Stored data entries:
==================================================

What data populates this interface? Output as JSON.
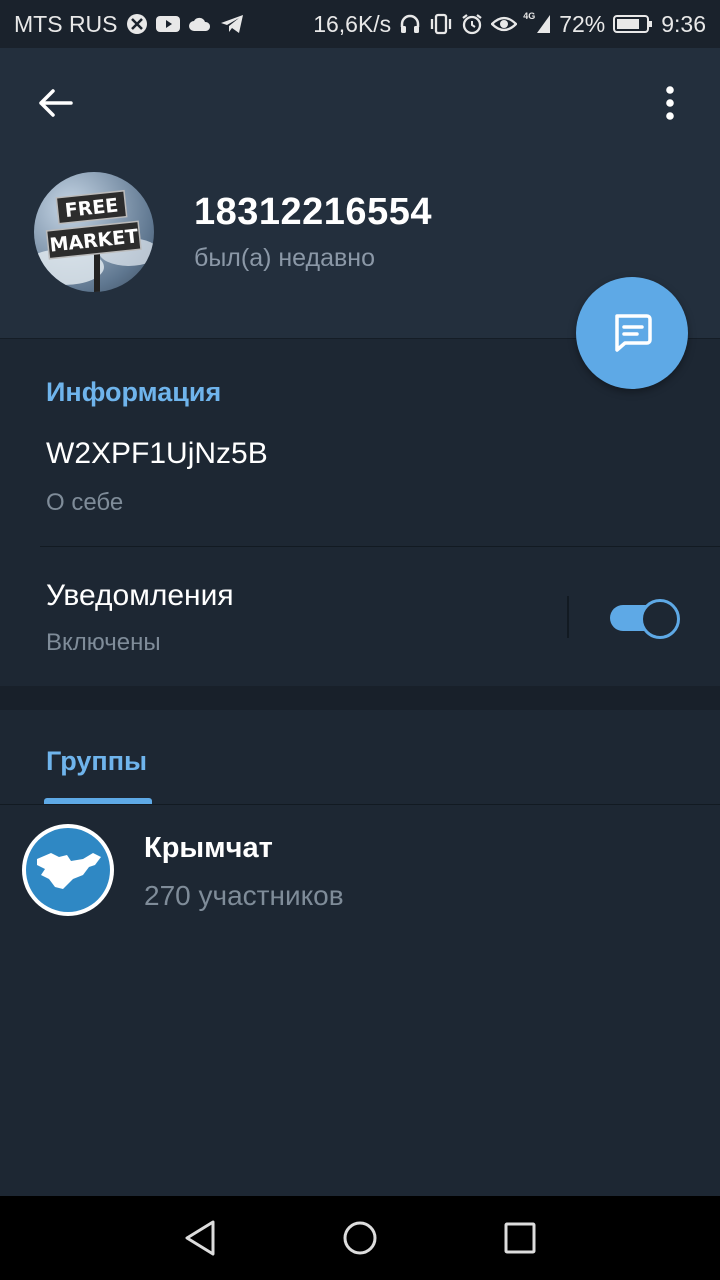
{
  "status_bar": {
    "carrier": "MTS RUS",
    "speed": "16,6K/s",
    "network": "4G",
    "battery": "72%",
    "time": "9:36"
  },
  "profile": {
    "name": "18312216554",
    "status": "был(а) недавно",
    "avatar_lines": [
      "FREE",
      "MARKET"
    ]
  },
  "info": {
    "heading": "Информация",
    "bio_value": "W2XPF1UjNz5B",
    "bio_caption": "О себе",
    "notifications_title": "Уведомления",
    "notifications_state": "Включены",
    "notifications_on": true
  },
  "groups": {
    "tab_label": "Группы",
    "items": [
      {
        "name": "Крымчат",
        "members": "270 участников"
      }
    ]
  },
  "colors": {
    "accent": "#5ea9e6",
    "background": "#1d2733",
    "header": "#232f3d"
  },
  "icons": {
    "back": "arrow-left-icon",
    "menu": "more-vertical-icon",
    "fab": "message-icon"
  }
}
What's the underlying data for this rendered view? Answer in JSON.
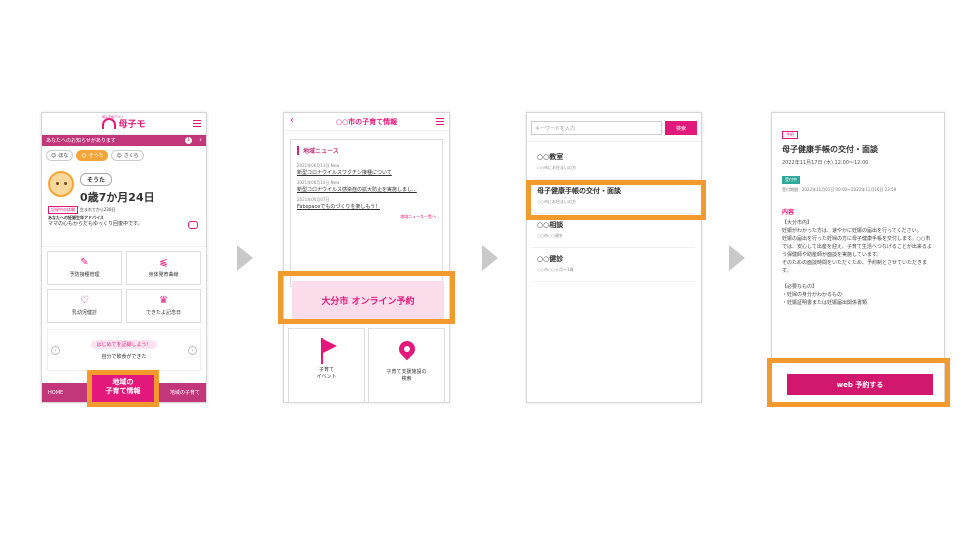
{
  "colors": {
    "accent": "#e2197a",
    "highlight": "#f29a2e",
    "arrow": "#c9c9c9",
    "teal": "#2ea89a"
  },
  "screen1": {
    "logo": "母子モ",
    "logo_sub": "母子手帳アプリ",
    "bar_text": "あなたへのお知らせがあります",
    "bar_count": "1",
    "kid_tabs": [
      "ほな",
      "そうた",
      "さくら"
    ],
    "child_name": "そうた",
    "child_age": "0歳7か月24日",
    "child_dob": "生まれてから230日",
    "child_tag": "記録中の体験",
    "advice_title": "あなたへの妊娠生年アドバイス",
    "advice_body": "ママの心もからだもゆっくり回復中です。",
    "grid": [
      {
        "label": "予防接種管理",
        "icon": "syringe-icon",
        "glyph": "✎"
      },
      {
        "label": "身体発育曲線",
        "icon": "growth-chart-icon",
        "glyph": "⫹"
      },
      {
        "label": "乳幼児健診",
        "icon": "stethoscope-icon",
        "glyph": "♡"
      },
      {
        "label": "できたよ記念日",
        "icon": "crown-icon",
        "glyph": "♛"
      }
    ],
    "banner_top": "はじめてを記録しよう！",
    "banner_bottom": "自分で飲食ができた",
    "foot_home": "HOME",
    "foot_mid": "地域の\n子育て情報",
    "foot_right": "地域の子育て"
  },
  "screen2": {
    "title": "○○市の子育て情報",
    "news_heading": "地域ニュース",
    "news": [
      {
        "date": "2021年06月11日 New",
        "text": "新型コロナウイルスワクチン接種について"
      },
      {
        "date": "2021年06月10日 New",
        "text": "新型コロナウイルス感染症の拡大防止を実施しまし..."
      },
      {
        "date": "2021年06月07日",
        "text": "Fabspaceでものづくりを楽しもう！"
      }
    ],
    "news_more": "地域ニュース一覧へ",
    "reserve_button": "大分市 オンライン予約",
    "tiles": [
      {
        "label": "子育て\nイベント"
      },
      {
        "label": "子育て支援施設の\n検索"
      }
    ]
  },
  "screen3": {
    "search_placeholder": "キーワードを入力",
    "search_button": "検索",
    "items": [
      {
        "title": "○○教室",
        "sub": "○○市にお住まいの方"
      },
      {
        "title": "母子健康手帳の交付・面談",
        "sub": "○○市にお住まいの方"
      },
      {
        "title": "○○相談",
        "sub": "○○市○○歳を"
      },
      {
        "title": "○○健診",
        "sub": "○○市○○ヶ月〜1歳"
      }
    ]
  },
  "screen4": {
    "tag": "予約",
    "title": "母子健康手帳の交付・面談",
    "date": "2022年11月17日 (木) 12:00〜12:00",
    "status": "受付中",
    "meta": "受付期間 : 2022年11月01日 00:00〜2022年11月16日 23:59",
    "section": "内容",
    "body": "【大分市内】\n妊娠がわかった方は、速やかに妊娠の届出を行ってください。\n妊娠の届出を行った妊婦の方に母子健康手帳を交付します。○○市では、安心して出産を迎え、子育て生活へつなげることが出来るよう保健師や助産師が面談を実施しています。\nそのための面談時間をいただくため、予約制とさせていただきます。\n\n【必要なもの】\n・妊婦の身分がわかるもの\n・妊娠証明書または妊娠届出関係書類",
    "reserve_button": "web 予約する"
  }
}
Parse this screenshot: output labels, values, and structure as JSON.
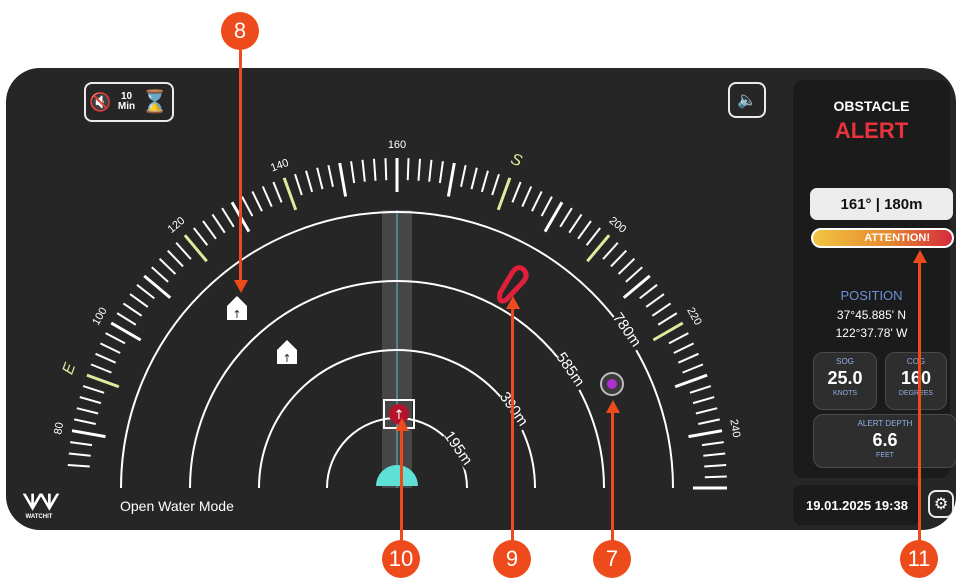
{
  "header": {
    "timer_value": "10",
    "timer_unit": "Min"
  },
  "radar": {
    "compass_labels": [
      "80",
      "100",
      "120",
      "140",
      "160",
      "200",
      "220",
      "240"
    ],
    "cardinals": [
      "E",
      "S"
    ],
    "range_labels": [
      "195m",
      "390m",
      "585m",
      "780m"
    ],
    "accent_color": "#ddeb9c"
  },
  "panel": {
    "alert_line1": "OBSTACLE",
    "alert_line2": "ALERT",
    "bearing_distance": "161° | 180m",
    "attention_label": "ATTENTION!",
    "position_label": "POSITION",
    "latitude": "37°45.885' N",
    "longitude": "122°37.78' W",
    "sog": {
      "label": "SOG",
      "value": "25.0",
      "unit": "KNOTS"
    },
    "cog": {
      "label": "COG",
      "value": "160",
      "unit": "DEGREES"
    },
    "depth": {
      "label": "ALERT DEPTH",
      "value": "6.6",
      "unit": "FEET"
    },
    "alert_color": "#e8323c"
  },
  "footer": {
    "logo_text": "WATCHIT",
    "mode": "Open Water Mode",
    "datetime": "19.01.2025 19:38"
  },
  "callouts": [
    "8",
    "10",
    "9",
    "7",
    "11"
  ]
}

==================================================

• **GIVEN TASK**
Return the listing above in full and without alteration, excluding its pictures.

• **FULL SOLUTION**
What data populates this interface? Output as JSON.
{
  "status_bar": {
    "carrier": "MTS RUS",
    "speed": "16,6K/s",
    "network": "4G",
    "battery": "72%",
    "time": "9:36"
  },
  "profile": {
    "name": "18312216554",
    "status": "был(а) недавно",
    "avatar_lines": [
      "FREE",
      "MARKET"
    ]
  },
  "info": {
    "heading": "Информация",
    "bio_value": "W2XPF1UjNz5B",
    "bio_caption": "О себе",
    "notifications_title": "Уведомления",
    "notifications_state": "Включены",
    "notifications_on": true
  },
  "groups": {
    "tab_label": "Группы",
    "items": [
      {
        "name": "Крымчат",
        "members": "270 участников"
      }
    ]
  },
  "colors": {
    "accent": "#5ea9e6",
    "background": "#1d2733",
    "header": "#232f3d"
  },
  "icons": {
    "back": "arrow-left-icon",
    "menu": "more-vertical-icon",
    "fab": "message-icon"
  }
}
What's the underlying data for this rendered view? Answer in JSON.
{
  "colors": {
    "accent": "#e2197a",
    "highlight": "#f29a2e",
    "arrow": "#c9c9c9",
    "teal": "#2ea89a"
  },
  "screen1": {
    "logo": "母子モ",
    "logo_sub": "母子手帳アプリ",
    "bar_text": "あなたへのお知らせがあります",
    "bar_count": "1",
    "kid_tabs": [
      "ほな",
      "そうた",
      "さくら"
    ],
    "child_name": "そうた",
    "child_age": "0歳7か月24日",
    "child_dob": "生まれてから230日",
    "child_tag": "記録中の体験",
    "advice_title": "あなたへの妊娠生年アドバイス",
    "advice_body": "ママの心もからだもゆっくり回復中です。",
    "grid": [
      {
        "label": "予防接種管理",
        "icon": "syringe-icon",
        "glyph": "✎"
      },
      {
        "label": "身体発育曲線",
        "icon": "growth-chart-icon",
        "glyph": "⫹"
      },
      {
        "label": "乳幼児健診",
        "icon": "stethoscope-icon",
        "glyph": "♡"
      },
      {
        "label": "できたよ記念日",
        "icon": "crown-icon",
        "glyph": "♛"
      }
    ],
    "banner_top": "はじめてを記録しよう！",
    "banner_bottom": "自分で飲食ができた",
    "foot_home": "HOME",
    "foot_mid": "地域の\n子育て情報",
    "foot_right": "地域の子育て"
  },
  "screen2": {
    "title": "○○市の子育て情報",
    "news_heading": "地域ニュース",
    "news": [
      {
        "date": "2021年06月11日 New",
        "text": "新型コロナウイルスワクチン接種について"
      },
      {
        "date": "2021年06月10日 New",
        "text": "新型コロナウイルス感染症の拡大防止を実施しまし..."
      },
      {
        "date": "2021年06月07日",
        "text": "Fabspaceでものづくりを楽しもう！"
      }
    ],
    "news_more": "地域ニュース一覧へ",
    "reserve_button": "大分市 オンライン予約",
    "tiles": [
      {
        "label": "子育て\nイベント"
      },
      {
        "label": "子育て支援施設の\n検索"
      }
    ]
  },
  "screen3": {
    "search_placeholder": "キーワードを入力",
    "search_button": "検索",
    "items": [
      {
        "title": "○○教室",
        "sub": "○○市にお住まいの方"
      },
      {
        "title": "母子健康手帳の交付・面談",
        "sub": "○○市にお住まいの方"
      },
      {
        "title": "○○相談",
        "sub": "○○市○○歳を"
      },
      {
        "title": "○○健診",
        "sub": "○○市○○ヶ月〜1歳"
      }
    ]
  },
  "screen4": {
    "tag": "予約",
    "title": "母子健康手帳の交付・面談",
    "date": "2022年11月17日 (木) 12:00〜12:00",
    "status": "受付中",
    "meta": "受付期間 : 2022年11月01日 00:00〜2022年11月16日 23:59",
    "section": "内容",
    "body": "【大分市内】\n妊娠がわかった方は、速やかに妊娠の届出を行ってください。\n妊娠の届出を行った妊婦の方に母子健康手帳を交付します。○○市では、安心して出産を迎え、子育て生活へつなげることが出来るよう保健師や助産師が面談を実施しています。\nそのための面談時間をいただくため、予約制とさせていただきます。\n\n【必要なもの】\n・妊婦の身分がわかるもの\n・妊娠証明書または妊娠届出関係書類",
    "reserve_button": "web 予約する"
  }
}
Parse this screenshot: output labels, values, and structure as JSON.
{
  "header": {
    "timer_value": "10",
    "timer_unit": "Min"
  },
  "radar": {
    "compass_labels": [
      "80",
      "100",
      "120",
      "140",
      "160",
      "200",
      "220",
      "240"
    ],
    "cardinals": [
      "E",
      "S"
    ],
    "range_labels": [
      "195m",
      "390m",
      "585m",
      "780m"
    ],
    "accent_color": "#ddeb9c"
  },
  "panel": {
    "alert_line1": "OBSTACLE",
    "alert_line2": "ALERT",
    "bearing_distance": "161° | 180m",
    "attention_label": "ATTENTION!",
    "position_label": "POSITION",
    "latitude": "37°45.885' N",
    "longitude": "122°37.78' W",
    "sog": {
      "label": "SOG",
      "value": "25.0",
      "unit": "KNOTS"
    },
    "cog": {
      "label": "COG",
      "value": "160",
      "unit": "DEGREES"
    },
    "depth": {
      "label": "ALERT DEPTH",
      "value": "6.6",
      "unit": "FEET"
    },
    "alert_color": "#e8323c"
  },
  "footer": {
    "logo_text": "WATCHIT",
    "mode": "Open Water Mode",
    "datetime": "19.01.2025 19:38"
  },
  "callouts": [
    "8",
    "10",
    "9",
    "7",
    "11"
  ]
}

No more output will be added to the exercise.